• _TEXT BLOCK_
───

In the second immersion stage, a globular layer, which almost covered the entire surface, was observed for both ceramics (
Figure 7) as a Ca–P rich layer. This precipitate grew with exposure time (
Figure 8 and
Figure 9) and developed a continuous layer, which, with WC
3P 1, presented porosity (
Figure 7c (upper) and
Figure 8). Thickness was measured from one to four weeks (representative periods) with values of 14.62 μm for WC
3P 1 and 17.55 μm for WC
3P 2 (
Figure 8 and
Figure 9, respectively). The thickness data represent the average of 10 independent determinations. It was possible to control the dissolution of the bioceramic by adjusting the raw particle size of α-W. However, more in vivo degradation studies must be conducted to confirm the changes noted in the degradation properties of the WC
3P bioceramics.
These preliminary studies have shown that both cell viability and biocompatibility were good [
40]. However, it is necessary to do more assays to confirm this. Ions released from bioceramics, like calcium, silicon, and phosphate groups, can determine cell functions, such as adhesion and proliferation.

───

• _SOURCE INFORMATION_
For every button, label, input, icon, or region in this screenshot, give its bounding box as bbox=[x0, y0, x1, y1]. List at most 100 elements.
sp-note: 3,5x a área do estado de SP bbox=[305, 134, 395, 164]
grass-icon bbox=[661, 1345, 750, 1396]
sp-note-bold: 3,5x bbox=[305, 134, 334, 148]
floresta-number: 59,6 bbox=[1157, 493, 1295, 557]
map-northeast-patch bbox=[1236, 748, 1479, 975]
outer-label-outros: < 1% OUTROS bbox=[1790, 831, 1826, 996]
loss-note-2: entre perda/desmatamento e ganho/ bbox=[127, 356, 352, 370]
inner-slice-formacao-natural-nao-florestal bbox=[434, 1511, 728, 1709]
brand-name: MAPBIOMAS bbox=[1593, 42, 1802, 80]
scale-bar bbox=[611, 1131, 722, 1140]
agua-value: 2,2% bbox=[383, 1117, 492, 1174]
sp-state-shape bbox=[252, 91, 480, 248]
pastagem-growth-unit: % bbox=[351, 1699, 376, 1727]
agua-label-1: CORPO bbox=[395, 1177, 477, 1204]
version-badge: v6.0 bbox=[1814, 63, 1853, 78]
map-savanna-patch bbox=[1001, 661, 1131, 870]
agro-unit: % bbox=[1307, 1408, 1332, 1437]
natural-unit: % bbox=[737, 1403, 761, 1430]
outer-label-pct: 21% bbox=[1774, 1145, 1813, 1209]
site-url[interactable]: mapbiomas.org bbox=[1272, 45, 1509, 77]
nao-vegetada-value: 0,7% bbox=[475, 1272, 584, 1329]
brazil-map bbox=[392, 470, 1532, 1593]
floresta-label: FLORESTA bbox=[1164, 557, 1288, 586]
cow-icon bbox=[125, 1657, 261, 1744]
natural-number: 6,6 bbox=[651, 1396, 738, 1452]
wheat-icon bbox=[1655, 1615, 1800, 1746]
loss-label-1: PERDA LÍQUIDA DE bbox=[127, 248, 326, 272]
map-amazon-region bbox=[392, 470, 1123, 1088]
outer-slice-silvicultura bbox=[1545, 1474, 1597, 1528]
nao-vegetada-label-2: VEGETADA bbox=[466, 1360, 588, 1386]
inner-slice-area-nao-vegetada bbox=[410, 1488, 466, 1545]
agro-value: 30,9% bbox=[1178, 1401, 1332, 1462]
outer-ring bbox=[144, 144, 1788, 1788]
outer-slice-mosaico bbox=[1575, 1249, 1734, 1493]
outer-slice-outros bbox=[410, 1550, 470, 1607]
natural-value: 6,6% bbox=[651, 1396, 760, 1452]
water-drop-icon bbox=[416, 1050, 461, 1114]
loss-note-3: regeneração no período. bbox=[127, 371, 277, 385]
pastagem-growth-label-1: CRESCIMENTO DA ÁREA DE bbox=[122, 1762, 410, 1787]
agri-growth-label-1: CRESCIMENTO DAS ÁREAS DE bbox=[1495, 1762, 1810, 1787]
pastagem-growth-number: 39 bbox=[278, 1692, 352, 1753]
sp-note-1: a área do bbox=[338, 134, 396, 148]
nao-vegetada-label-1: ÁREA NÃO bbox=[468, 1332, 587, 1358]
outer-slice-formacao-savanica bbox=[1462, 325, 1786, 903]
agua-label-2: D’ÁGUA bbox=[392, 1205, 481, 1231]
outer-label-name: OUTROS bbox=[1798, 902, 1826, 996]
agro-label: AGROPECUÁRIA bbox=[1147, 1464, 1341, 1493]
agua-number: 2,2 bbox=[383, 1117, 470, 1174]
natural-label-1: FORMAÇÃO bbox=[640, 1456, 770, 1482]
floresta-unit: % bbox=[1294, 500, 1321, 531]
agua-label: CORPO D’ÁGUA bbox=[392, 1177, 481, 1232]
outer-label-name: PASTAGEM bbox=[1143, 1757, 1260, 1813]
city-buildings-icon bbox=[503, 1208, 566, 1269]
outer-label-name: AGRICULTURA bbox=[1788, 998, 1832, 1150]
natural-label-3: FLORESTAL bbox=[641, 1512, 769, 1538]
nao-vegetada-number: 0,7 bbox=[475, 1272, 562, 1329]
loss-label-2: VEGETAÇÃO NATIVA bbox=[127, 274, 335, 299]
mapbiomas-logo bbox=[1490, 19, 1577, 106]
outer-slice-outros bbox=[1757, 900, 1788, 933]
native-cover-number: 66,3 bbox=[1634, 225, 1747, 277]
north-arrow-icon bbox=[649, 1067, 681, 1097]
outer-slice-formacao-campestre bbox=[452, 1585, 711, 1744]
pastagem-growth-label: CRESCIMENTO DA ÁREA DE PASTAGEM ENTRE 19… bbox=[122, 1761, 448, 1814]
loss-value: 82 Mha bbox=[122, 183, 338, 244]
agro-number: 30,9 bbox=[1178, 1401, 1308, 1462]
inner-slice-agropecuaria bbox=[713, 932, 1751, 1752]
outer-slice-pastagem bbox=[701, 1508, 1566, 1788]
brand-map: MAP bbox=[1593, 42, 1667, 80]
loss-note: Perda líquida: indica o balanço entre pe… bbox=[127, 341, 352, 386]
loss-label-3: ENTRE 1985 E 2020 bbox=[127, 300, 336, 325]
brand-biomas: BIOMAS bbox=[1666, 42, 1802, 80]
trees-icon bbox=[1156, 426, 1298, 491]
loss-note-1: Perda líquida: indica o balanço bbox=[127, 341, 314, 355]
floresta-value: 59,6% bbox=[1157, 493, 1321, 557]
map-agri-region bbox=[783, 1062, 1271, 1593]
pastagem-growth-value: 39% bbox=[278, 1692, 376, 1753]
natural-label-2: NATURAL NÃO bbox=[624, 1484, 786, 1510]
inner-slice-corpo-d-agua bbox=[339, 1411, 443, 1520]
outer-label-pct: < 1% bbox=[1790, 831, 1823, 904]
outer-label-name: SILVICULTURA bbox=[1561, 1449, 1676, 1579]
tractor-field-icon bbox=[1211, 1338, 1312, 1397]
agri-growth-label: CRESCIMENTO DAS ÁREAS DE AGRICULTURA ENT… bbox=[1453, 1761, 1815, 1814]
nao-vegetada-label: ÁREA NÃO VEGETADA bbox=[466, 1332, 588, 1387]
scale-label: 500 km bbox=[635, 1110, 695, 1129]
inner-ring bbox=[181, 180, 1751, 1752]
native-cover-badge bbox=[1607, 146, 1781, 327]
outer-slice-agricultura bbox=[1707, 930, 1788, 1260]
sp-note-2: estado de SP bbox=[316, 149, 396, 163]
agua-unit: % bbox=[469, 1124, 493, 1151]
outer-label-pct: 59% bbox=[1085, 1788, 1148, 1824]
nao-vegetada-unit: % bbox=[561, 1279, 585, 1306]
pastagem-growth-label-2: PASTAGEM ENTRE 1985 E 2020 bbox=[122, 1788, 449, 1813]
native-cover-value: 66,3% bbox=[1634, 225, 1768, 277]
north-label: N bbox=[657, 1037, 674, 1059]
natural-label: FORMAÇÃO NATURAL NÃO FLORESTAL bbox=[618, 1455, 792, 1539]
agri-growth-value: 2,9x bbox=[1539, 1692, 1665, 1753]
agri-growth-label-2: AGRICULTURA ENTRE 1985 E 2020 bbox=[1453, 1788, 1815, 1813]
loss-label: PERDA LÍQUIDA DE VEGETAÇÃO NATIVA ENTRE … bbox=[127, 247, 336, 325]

───

• _TASK INSTRUCTIONS_
A) Say whether each statement agrees with the bioceramics passage: (i) the thickness values are an average of 10 independent determinations; (ii) in vivo degradation studies have already confirmed the changes in degradation properties; (iii) dissolution of the bioceramic could be controlled by adjusting the raw particle size of α-W. Answer each with yes or no and quote the deciding words.
B) Please duplicate the bioceramics passage from "In the second" up to and including "3P bioceramics.".
C) Pick up the bioceramics passage after its last sentence and carry it forward.

• _ANSWERS BELOW_
A)
(i) Yes: "The thickness data represent the average of 10 independent determinations."
(ii) No: "However, more in vivo degradation studies must be conducted to confirm the changes noted in the degradation properties"
(iii) Yes: "It was possible to control the dissolution of the bioceramic by adjusting the raw particle size of α-W."

B)
In the second immersion stage, a globular layer, which almost covered the entire surface, was observed for both ceramics (
Figure 7) as a Ca–P rich layer. This precipitate grew with exposure time (
Figure 8 and
Figure 9) and developed a continuous layer, which, with WC
3P 1, presented porosity (
Figure 7c (upper) and
Figure 8). Thickness was measured from one to four weeks (representative periods) with values of 14.62 μm for WC
3P 1 and 17.55 μm for WC
3P 2 (
Figure 8 and
Figure 9, respectively). The thickness data represent the average of 10 independent determinations. It was possible to control the dissolution of the bioceramic by adjusting the raw particle size of α-W. However, more in vivo degradation studies must be conducted to confirm the changes noted in the degradation properties of the WC
3P bioceramics.

C)
The FESEM images and alamarBlue results showed the biomaterials’ good biocompatibility. Between day 1 and 7, the number of cells was small and metabolic activity was low. This could be explained by the self-renewal capacity of ahMSCs, which is related to their growth and proliferation properties. The bioceramic surface is a new environment for cells, which need some time to adapt to it. However, metabolic activity and the number of the cells increased from day 14 until the end of the study time, when cells occupied the whole biomaterial’s surface.
With respect to the limitations of the experiment for obtaining a material with open porosity, it was observed that one of the constituent phases of the material (W) was not completely dissolved, because of which our starting hypothesis was not fulfilled. We are currently working on a new experimental design which will change the composition allowing wollastonite to be the major phase and a heat treatment that will favor nucleation but not growth, for a more homogeneous distribution of this phase that allows smaller grains of Wollastonite to be generated, but grains large enough for cell colonization.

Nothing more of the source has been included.